> _Problem details_
Reproduce the listing verbatim.

Start Material provided

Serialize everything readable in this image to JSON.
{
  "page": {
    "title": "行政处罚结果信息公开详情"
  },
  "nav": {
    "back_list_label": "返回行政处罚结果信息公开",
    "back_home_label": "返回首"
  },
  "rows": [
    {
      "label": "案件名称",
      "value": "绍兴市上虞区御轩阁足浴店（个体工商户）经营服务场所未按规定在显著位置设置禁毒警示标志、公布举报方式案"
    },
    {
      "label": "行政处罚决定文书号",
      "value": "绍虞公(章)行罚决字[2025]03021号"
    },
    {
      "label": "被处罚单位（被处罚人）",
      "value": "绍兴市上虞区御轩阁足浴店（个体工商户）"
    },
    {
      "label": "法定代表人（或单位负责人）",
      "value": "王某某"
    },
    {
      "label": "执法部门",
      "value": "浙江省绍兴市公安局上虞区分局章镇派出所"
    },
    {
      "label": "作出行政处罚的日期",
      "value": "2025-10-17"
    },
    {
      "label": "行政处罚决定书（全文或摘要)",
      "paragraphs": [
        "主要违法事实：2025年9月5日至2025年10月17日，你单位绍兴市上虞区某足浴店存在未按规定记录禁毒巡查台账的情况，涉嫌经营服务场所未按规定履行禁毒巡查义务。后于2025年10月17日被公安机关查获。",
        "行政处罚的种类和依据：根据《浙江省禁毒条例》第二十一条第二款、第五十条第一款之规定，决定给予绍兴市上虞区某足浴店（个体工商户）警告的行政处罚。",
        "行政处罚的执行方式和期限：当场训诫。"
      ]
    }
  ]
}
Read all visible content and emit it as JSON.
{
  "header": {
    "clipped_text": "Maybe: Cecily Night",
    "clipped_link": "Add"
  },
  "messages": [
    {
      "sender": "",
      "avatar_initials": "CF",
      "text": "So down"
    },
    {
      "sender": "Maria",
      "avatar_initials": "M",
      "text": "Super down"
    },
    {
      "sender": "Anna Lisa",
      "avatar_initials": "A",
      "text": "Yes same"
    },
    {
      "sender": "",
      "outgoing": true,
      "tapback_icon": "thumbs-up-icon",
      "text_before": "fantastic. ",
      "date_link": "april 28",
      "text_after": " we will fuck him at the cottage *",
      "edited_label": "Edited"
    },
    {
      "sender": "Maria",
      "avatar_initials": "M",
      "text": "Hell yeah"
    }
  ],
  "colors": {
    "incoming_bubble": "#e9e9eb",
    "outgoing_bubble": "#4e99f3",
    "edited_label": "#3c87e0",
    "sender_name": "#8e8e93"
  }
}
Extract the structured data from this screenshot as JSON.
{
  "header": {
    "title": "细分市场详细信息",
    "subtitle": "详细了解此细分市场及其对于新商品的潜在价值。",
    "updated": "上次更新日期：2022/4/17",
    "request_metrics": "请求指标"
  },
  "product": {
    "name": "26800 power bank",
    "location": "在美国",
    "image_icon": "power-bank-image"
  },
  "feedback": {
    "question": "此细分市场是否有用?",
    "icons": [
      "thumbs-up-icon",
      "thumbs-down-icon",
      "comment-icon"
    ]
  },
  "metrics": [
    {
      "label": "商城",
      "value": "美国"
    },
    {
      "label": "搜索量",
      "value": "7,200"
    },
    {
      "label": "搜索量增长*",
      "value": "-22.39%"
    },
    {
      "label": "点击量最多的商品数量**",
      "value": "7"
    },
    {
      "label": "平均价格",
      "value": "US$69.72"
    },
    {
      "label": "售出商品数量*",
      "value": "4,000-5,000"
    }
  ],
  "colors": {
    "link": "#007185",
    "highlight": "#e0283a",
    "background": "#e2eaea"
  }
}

End Material provided

> _Output of the task_
Serialize everything readable in this image to JSON.
{
  "page": {
    "title": "行政处罚结果信息公开详情"
  },
  "nav": {
    "back_list_label": "返回行政处罚结果信息公开",
    "back_home_label": "返回首"
  },
  "rows": [
    {
      "label": "案件名称",
      "value": "绍兴市上虞区御轩阁足浴店（个体工商户）经营服务场所未按规定在显著位置设置禁毒警示标志、公布举报方式案"
    },
    {
      "label": "行政处罚决定文书号",
      "value": "绍虞公(章)行罚决字[2025]03021号"
    },
    {
      "label": "被处罚单位（被处罚人）",
      "value": "绍兴市上虞区御轩阁足浴店（个体工商户）"
    },
    {
      "label": "法定代表人（或单位负责人）",
      "value": "王某某"
    },
    {
      "label": "执法部门",
      "value": "浙江省绍兴市公安局上虞区分局章镇派出所"
    },
    {
      "label": "作出行政处罚的日期",
      "value": "2025-10-17"
    },
    {
      "label": "行政处罚决定书（全文或摘要)",
      "paragraphs": [
        "主要违法事实：2025年9月5日至2025年10月17日，你单位绍兴市上虞区某足浴店存在未按规定记录禁毒巡查台账的情况，涉嫌经营服务场所未按规定履行禁毒巡查义务。后于2025年10月17日被公安机关查获。",
        "行政处罚的种类和依据：根据《浙江省禁毒条例》第二十一条第二款、第五十条第一款之规定，决定给予绍兴市上虞区某足浴店（个体工商户）警告的行政处罚。",
        "行政处罚的执行方式和期限：当场训诫。"
      ]
    }
  ]
}
Read all visible content and emit it as JSON.
{
  "header": {
    "clipped_text": "Maybe: Cecily Night",
    "clipped_link": "Add"
  },
  "messages": [
    {
      "sender": "",
      "avatar_initials": "CF",
      "text": "So down"
    },
    {
      "sender": "Maria",
      "avatar_initials": "M",
      "text": "Super down"
    },
    {
      "sender": "Anna Lisa",
      "avatar_initials": "A",
      "text": "Yes same"
    },
    {
      "sender": "",
      "outgoing": true,
      "tapback_icon": "thumbs-up-icon",
      "text_before": "fantastic. ",
      "date_link": "april 28",
      "text_after": " we will fuck him at the cottage *",
      "edited_label": "Edited"
    },
    {
      "sender": "Maria",
      "avatar_initials": "M",
      "text": "Hell yeah"
    }
  ],
  "colors": {
    "incoming_bubble": "#e9e9eb",
    "outgoing_bubble": "#4e99f3",
    "edited_label": "#3c87e0",
    "sender_name": "#8e8e93"
  }
}
Extract the structured data from this screenshot as JSON.
{
  "header": {
    "title": "细分市场详细信息",
    "subtitle": "详细了解此细分市场及其对于新商品的潜在价值。",
    "updated": "上次更新日期：2022/4/17",
    "request_metrics": "请求指标"
  },
  "product": {
    "name": "26800 power bank",
    "location": "在美国",
    "image_icon": "power-bank-image"
  },
  "feedback": {
    "question": "此细分市场是否有用?",
    "icons": [
      "thumbs-up-icon",
      "thumbs-down-icon",
      "comment-icon"
    ]
  },
  "metrics": [
    {
      "label": "商城",
      "value": "美国"
    },
    {
      "label": "搜索量",
      "value": "7,200"
    },
    {
      "label": "搜索量增长*",
      "value": "-22.39%"
    },
    {
      "label": "点击量最多的商品数量**",
      "value": "7"
    },
    {
      "label": "平均价格",
      "value": "US$69.72"
    },
    {
      "label": "售出商品数量*",
      "value": "4,000-5,000"
    }
  ],
  "colors": {
    "link": "#007185",
    "highlight": "#e0283a",
    "background": "#e2eaea"
  }
}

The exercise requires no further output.